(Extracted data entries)
◇ ◇ ◇ ◇ ◇ ◇ ◇

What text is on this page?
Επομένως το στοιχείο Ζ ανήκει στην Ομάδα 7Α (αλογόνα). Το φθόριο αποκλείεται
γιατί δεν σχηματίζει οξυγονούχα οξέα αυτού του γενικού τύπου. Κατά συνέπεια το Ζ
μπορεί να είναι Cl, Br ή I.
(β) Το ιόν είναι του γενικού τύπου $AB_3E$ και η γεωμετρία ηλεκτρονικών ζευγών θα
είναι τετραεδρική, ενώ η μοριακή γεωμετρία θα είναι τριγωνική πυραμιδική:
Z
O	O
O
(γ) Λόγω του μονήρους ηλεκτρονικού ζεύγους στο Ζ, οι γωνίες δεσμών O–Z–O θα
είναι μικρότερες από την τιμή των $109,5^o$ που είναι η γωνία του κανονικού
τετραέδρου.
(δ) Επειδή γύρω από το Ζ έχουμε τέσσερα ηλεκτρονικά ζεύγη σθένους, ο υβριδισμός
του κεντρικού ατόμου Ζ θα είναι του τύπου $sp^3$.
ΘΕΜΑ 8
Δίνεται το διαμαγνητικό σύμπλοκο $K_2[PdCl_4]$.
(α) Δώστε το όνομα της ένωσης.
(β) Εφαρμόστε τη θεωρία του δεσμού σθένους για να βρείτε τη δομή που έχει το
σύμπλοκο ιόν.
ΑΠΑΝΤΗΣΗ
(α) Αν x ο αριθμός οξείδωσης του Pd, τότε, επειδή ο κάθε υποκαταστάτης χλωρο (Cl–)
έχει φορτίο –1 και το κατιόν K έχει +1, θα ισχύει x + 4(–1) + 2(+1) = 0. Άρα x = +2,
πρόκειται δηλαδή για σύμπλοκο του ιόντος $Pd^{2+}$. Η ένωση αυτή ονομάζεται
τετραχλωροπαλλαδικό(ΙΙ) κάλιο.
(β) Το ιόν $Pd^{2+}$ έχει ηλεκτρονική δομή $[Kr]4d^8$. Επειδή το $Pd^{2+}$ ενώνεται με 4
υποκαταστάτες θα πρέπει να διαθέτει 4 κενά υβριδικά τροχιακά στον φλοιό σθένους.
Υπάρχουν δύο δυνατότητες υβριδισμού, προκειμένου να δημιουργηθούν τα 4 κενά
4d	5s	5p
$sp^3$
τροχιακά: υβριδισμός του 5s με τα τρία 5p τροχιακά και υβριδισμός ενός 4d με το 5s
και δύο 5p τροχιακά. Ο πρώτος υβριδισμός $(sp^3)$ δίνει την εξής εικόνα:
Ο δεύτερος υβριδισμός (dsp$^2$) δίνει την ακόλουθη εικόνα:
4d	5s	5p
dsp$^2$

◇ ◇ ◇ ◇ ◇ ◇ ◇

* **Given exercise**:
Only the number is needed: state how many lines in the listing contain "τύπου".

* **Exercise output**:
3